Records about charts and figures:
-- BEGIN --

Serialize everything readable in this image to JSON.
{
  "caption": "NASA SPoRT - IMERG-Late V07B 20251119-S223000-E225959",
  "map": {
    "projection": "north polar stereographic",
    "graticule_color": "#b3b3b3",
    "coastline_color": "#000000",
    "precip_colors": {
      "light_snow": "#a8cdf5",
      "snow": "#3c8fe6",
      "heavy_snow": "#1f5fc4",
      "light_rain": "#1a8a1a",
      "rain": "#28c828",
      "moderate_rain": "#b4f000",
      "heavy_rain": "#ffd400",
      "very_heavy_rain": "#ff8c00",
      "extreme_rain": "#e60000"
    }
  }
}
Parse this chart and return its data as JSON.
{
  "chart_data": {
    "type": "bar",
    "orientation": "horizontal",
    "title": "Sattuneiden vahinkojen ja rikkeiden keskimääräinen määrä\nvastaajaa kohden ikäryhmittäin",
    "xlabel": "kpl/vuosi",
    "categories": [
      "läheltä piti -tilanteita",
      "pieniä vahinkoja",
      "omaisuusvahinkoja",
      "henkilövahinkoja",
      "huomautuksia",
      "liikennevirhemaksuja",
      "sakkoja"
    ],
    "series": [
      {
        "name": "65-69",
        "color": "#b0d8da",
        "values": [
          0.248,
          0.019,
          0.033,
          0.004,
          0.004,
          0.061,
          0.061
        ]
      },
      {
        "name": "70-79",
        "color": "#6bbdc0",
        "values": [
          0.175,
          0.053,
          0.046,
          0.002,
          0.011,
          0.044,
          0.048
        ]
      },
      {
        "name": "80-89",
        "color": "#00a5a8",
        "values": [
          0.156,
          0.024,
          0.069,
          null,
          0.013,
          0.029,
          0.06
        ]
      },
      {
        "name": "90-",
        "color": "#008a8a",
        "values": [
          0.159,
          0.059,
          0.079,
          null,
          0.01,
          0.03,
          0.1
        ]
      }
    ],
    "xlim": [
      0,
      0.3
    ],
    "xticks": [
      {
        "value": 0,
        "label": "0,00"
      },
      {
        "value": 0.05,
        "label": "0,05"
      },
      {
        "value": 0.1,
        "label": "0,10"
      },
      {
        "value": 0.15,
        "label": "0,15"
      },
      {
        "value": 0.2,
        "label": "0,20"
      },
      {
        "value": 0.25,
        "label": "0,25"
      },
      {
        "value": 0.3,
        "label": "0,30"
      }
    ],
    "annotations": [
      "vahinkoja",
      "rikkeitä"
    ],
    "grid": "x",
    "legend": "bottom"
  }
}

-- END --

Set down every line of the listing above again, exactly as given.

Serialize everything readable in this image to JSON.
{
  "caption": "NASA SPoRT - IMERG-Late V07B 20251119-S223000-E225959",
  "map": {
    "projection": "north polar stereographic",
    "graticule_color": "#b3b3b3",
    "coastline_color": "#000000",
    "precip_colors": {
      "light_snow": "#a8cdf5",
      "snow": "#3c8fe6",
      "heavy_snow": "#1f5fc4",
      "light_rain": "#1a8a1a",
      "rain": "#28c828",
      "moderate_rain": "#b4f000",
      "heavy_rain": "#ffd400",
      "very_heavy_rain": "#ff8c00",
      "extreme_rain": "#e60000"
    }
  }
}
Parse this chart and return its data as JSON.
{
  "chart_data": {
    "type": "bar",
    "orientation": "horizontal",
    "title": "Sattuneiden vahinkojen ja rikkeiden keskimääräinen määrä\nvastaajaa kohden ikäryhmittäin",
    "xlabel": "kpl/vuosi",
    "categories": [
      "läheltä piti -tilanteita",
      "pieniä vahinkoja",
      "omaisuusvahinkoja",
      "henkilövahinkoja",
      "huomautuksia",
      "liikennevirhemaksuja",
      "sakkoja"
    ],
    "series": [
      {
        "name": "65-69",
        "color": "#b0d8da",
        "values": [
          0.248,
          0.019,
          0.033,
          0.004,
          0.004,
          0.061,
          0.061
        ]
      },
      {
        "name": "70-79",
        "color": "#6bbdc0",
        "values": [
          0.175,
          0.053,
          0.046,
          0.002,
          0.011,
          0.044,
          0.048
        ]
      },
      {
        "name": "80-89",
        "color": "#00a5a8",
        "values": [
          0.156,
          0.024,
          0.069,
          null,
          0.013,
          0.029,
          0.06
        ]
      },
      {
        "name": "90-",
        "color": "#008a8a",
        "values": [
          0.159,
          0.059,
          0.079,
          null,
          0.01,
          0.03,
          0.1
        ]
      }
    ],
    "xlim": [
      0,
      0.3
    ],
    "xticks": [
      {
        "value": 0,
        "label": "0,00"
      },
      {
        "value": 0.05,
        "label": "0,05"
      },
      {
        "value": 0.1,
        "label": "0,10"
      },
      {
        "value": 0.15,
        "label": "0,15"
      },
      {
        "value": 0.2,
        "label": "0,20"
      },
      {
        "value": 0.25,
        "label": "0,25"
      },
      {
        "value": 0.3,
        "label": "0,30"
      }
    ],
    "annotations": [
      "vahinkoja",
      "rikkeitä"
    ],
    "grid": "x",
    "legend": "bottom"
  }
}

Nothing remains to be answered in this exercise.